> _Material supplied_:
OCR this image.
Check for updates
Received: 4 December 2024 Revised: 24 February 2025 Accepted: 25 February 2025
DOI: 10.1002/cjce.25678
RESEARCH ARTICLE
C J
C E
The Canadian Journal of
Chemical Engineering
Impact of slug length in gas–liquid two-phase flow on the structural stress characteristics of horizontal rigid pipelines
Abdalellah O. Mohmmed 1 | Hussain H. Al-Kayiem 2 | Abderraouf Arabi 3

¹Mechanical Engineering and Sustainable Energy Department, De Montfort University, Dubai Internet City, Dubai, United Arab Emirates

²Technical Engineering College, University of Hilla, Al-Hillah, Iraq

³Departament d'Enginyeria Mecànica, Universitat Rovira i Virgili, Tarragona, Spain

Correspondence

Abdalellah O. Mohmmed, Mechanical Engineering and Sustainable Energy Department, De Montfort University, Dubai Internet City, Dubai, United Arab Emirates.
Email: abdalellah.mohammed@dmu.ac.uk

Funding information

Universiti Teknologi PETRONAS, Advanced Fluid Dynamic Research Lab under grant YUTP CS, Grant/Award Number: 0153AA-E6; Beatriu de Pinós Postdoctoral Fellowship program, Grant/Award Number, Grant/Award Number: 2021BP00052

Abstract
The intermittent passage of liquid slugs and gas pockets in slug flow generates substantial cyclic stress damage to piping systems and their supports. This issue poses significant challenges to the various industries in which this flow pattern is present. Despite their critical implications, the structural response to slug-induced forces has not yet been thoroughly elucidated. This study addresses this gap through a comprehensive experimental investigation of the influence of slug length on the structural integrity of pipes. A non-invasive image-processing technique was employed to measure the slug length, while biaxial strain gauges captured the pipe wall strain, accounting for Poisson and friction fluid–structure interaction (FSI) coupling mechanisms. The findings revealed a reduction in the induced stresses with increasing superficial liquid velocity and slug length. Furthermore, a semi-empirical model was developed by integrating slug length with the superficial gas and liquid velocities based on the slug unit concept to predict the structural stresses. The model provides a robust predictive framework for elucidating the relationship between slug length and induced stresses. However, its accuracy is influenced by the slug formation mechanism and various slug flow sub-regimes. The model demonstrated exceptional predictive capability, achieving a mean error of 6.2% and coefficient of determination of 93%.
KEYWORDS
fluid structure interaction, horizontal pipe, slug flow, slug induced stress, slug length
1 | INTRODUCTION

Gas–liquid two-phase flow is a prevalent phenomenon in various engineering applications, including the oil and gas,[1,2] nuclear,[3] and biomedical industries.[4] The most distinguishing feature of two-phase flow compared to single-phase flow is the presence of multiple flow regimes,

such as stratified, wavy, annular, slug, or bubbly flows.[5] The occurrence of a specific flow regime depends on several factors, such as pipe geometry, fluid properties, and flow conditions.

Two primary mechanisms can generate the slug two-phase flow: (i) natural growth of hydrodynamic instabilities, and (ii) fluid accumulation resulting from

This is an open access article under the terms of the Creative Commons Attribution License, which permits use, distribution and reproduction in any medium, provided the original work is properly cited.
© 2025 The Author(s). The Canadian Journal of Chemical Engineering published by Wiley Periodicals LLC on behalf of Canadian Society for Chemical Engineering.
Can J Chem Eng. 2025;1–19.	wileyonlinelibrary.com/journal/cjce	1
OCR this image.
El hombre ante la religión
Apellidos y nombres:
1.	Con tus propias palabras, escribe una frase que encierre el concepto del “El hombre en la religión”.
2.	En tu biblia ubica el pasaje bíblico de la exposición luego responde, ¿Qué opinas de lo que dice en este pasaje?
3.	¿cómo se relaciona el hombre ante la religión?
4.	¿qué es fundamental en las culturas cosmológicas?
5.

--

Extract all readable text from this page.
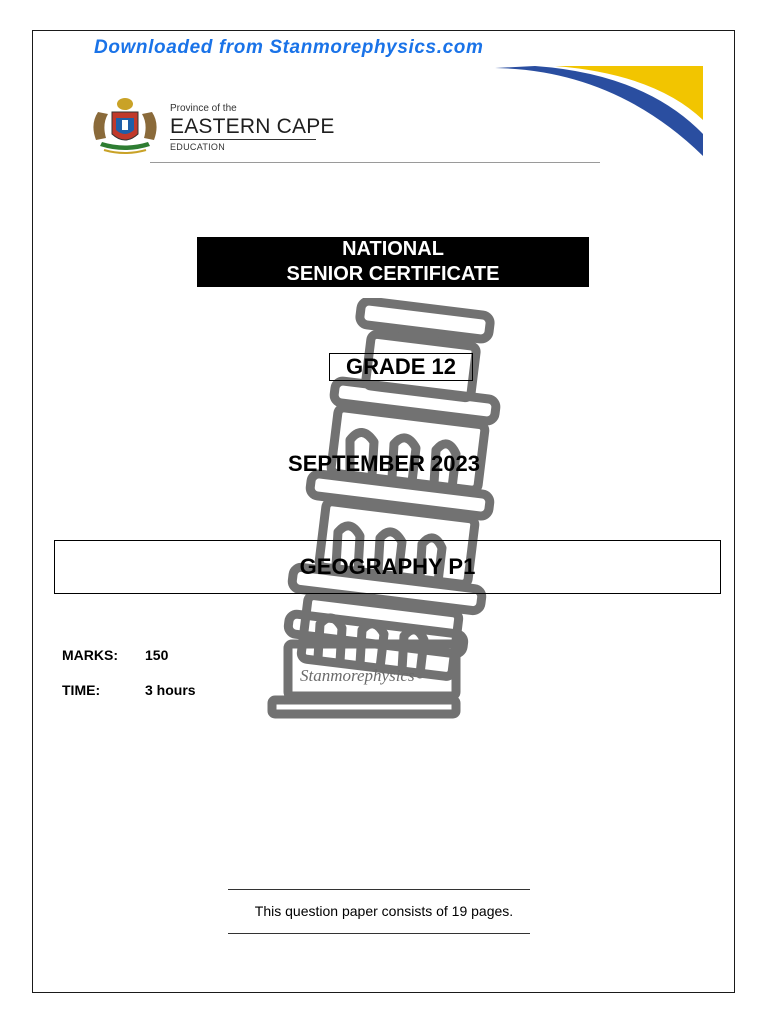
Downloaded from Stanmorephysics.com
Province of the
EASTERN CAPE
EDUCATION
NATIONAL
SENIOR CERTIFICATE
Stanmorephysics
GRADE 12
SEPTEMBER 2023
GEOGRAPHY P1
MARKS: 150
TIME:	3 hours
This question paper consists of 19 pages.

==

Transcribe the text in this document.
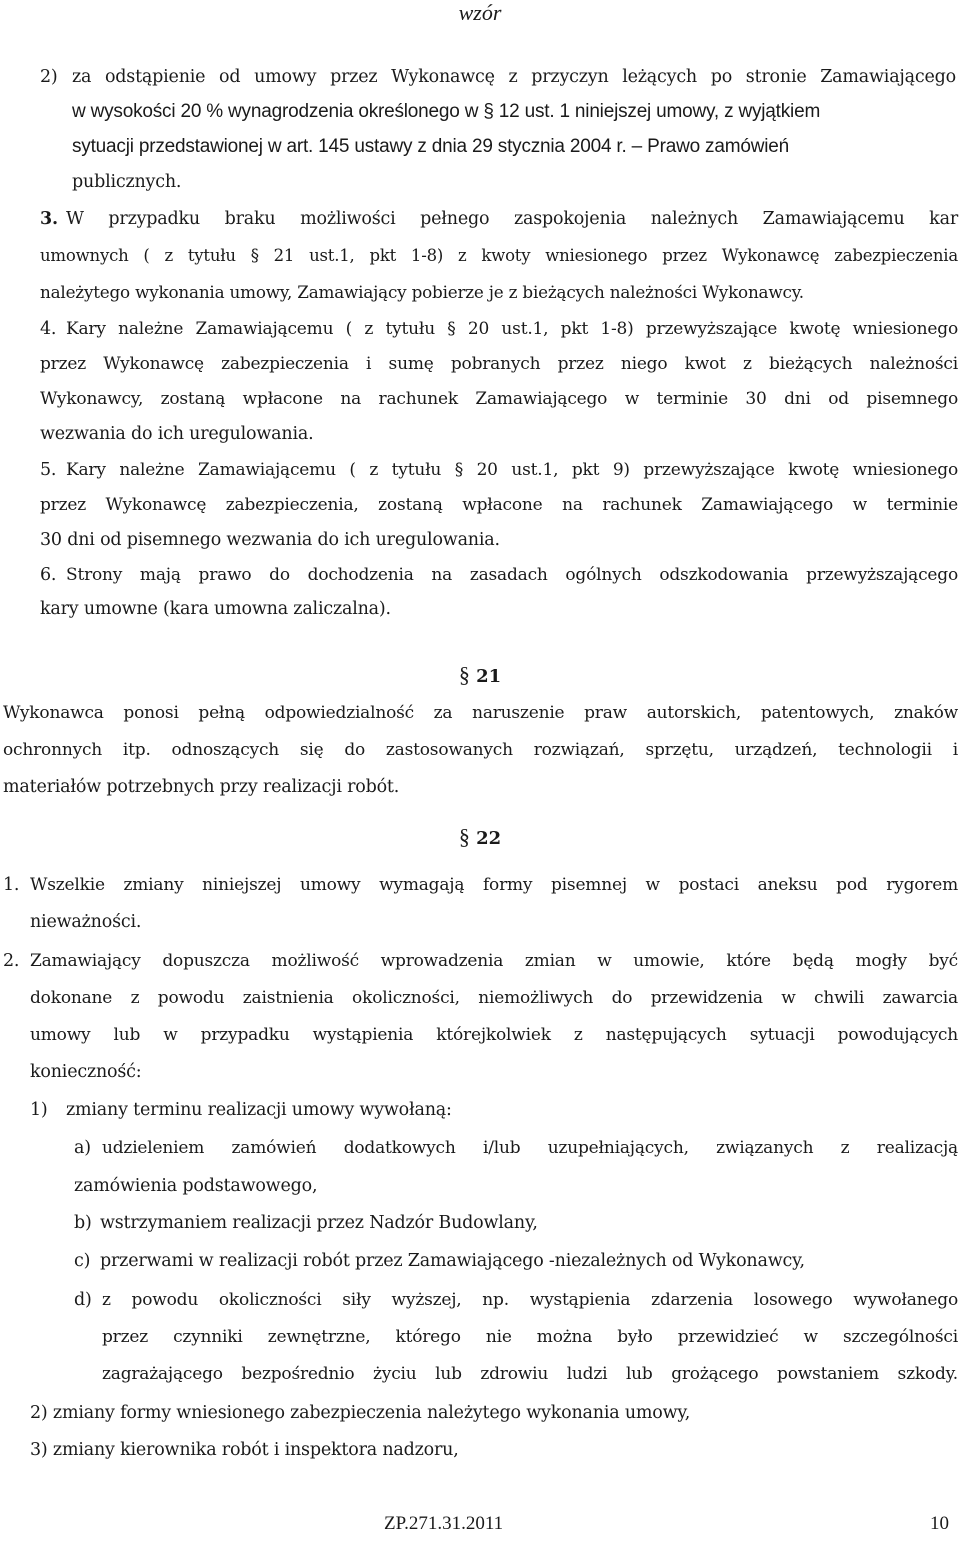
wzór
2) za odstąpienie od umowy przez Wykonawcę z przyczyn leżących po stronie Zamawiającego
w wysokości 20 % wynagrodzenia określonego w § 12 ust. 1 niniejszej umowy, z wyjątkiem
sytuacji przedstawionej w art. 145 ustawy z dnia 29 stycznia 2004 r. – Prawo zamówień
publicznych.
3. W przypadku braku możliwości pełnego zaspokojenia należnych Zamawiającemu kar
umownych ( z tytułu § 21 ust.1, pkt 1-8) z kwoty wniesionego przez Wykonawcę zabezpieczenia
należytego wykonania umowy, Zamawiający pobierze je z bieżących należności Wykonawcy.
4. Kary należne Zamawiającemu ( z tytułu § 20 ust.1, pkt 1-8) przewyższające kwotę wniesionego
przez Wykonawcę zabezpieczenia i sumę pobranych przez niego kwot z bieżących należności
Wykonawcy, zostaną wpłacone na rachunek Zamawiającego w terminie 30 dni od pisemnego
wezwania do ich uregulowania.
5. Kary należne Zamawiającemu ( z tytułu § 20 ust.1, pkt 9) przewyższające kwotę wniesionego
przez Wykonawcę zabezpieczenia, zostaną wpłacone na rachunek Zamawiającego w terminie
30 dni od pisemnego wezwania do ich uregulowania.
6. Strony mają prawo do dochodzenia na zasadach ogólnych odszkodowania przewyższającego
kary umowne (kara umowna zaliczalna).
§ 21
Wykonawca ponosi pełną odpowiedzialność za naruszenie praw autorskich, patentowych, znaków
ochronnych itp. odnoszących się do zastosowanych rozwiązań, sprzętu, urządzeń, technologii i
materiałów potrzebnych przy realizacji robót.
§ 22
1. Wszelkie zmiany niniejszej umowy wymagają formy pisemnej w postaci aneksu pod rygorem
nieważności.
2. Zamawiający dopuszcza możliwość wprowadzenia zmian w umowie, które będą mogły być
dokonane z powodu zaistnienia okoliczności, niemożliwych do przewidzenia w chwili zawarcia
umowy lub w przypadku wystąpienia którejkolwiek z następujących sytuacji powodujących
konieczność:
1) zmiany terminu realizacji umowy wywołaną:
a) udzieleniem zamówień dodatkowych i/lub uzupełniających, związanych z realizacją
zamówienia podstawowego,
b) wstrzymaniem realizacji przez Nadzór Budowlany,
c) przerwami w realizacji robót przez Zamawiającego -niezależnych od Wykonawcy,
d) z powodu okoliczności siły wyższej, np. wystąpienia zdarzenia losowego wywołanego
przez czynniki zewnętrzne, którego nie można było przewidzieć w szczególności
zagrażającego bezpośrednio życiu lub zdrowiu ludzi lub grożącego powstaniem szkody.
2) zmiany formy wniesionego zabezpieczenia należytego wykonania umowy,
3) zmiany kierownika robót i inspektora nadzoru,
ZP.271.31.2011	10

> _What the task requires_:
Using the entries above, tally how many lines have the word "Chemical" in them; write the number and nothing more.

> _Answer to the task_:
2